• **GIVEN REQUEST**:
Only the lines holding the string "Distribution" are needed. Copy each one.

• **MATERIALS PROVIDED**:
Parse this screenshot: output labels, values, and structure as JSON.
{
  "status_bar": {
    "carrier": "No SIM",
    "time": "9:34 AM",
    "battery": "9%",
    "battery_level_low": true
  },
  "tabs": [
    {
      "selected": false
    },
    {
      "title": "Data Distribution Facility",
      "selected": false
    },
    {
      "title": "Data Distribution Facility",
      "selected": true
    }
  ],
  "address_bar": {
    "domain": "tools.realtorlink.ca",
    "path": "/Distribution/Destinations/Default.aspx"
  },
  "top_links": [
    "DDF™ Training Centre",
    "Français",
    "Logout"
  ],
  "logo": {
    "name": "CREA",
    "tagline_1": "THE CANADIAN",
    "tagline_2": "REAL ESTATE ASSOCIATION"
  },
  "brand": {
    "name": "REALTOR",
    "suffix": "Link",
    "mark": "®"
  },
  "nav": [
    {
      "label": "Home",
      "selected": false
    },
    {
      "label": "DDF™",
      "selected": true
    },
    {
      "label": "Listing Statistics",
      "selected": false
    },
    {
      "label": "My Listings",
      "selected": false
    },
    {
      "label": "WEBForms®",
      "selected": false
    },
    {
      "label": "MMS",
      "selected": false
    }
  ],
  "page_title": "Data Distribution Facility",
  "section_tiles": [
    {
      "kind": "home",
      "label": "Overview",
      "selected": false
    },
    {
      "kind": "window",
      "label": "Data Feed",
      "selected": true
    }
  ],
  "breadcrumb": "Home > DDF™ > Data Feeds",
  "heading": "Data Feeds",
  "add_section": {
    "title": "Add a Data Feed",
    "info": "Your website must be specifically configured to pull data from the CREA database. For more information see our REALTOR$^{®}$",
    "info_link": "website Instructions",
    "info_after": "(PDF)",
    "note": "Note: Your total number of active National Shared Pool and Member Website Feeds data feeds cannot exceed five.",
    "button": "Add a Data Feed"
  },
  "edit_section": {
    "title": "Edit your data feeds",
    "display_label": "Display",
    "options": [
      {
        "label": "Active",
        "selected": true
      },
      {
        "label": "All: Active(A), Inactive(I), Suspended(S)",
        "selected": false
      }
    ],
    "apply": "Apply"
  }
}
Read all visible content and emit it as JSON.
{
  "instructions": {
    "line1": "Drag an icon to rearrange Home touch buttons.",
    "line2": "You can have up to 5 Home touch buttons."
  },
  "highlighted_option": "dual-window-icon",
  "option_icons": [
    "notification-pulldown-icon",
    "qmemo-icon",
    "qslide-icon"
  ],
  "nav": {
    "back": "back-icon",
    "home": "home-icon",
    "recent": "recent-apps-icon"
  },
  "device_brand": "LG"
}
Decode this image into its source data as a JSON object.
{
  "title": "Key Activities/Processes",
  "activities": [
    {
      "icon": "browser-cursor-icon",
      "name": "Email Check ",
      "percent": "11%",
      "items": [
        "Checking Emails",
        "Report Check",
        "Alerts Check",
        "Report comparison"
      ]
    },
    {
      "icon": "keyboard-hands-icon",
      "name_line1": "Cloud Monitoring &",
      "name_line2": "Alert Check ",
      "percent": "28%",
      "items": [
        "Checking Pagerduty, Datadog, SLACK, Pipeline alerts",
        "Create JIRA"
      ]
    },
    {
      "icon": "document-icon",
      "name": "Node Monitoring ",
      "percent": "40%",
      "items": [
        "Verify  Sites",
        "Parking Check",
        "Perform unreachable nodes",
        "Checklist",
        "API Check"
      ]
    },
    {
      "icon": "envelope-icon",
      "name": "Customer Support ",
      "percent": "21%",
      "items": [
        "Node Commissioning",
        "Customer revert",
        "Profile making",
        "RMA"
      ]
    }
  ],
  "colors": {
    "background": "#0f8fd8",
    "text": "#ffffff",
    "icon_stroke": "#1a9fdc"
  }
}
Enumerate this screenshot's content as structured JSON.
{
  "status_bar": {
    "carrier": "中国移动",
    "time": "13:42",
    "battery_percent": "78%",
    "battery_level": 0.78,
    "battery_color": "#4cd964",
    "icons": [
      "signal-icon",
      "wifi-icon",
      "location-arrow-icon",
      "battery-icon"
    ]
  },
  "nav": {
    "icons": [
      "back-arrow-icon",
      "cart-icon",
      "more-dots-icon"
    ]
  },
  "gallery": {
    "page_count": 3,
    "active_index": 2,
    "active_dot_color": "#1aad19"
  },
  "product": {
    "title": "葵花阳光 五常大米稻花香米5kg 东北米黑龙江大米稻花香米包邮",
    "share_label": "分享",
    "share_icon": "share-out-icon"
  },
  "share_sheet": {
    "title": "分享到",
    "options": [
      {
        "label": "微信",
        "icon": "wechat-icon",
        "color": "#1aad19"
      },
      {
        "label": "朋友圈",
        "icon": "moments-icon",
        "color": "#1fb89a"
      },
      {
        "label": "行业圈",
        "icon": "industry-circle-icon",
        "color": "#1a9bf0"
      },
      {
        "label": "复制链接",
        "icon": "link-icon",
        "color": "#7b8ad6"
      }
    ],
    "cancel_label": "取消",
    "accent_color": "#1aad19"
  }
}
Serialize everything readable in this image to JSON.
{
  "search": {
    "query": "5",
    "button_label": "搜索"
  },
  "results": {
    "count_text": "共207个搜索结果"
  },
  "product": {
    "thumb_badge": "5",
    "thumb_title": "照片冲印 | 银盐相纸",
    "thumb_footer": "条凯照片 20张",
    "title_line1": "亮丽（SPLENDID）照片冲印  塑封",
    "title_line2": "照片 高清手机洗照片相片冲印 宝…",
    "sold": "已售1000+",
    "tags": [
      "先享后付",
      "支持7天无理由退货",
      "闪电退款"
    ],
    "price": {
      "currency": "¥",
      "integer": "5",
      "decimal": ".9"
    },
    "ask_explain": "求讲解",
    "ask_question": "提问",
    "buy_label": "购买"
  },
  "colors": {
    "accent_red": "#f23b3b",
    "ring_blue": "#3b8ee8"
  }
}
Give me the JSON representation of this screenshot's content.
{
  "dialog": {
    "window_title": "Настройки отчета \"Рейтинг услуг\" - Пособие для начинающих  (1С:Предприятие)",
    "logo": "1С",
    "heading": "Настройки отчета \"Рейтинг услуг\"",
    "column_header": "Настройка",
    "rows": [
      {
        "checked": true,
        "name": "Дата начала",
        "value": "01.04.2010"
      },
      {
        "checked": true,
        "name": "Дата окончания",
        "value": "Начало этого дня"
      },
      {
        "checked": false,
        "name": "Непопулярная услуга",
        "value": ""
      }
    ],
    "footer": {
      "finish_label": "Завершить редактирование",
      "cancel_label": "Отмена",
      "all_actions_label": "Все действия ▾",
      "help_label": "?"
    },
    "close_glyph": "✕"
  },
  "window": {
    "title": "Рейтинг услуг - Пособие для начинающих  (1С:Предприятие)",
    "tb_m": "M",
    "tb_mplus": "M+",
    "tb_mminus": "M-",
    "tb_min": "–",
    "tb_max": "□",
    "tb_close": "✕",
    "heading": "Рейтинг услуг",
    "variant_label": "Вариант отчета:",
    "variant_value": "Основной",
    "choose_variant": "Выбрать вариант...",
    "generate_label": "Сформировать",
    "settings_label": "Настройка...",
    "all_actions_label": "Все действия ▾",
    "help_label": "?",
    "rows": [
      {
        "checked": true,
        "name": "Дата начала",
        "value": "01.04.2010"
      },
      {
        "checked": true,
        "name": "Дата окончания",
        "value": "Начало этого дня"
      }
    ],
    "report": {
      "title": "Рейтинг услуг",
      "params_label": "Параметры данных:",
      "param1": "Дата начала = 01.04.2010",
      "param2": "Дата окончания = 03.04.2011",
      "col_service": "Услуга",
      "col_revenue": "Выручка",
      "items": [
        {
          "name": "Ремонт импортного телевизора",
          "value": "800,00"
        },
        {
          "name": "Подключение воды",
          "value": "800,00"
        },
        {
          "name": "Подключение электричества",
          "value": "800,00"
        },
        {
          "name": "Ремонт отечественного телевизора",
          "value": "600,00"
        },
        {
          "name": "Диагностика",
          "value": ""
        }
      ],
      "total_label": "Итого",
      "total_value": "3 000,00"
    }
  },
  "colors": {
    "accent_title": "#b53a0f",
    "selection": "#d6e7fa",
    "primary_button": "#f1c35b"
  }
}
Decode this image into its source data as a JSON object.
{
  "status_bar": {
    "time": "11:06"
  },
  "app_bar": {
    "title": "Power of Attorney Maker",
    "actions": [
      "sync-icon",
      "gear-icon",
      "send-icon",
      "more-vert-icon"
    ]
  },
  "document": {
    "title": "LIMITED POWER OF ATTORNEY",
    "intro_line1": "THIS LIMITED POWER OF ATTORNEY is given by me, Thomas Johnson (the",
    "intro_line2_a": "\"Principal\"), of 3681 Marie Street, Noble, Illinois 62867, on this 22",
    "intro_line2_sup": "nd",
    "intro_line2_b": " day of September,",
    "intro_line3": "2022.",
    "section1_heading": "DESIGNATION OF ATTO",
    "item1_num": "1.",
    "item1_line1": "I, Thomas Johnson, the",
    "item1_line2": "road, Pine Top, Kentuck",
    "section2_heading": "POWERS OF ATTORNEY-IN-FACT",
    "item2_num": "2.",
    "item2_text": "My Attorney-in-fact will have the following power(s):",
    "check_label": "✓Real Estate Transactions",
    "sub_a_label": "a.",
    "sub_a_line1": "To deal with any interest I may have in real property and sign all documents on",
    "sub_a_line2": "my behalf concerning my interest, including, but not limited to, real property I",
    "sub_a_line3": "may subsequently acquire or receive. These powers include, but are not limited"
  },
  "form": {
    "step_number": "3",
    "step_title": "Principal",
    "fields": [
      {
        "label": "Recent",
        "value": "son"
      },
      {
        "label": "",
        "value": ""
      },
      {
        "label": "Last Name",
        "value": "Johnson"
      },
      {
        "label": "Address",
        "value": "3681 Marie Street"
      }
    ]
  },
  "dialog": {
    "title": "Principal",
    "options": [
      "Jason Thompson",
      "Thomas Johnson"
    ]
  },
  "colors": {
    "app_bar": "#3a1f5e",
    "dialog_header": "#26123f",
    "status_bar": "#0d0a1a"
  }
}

• **WRITTEN SOLUTION**:
      "title": "Data Distribution Facility",
      "title": "Data Distribution Facility",
    "path": "/Distribution/Destinations/Default.aspx"
  "page_title": "Data Distribution Facility",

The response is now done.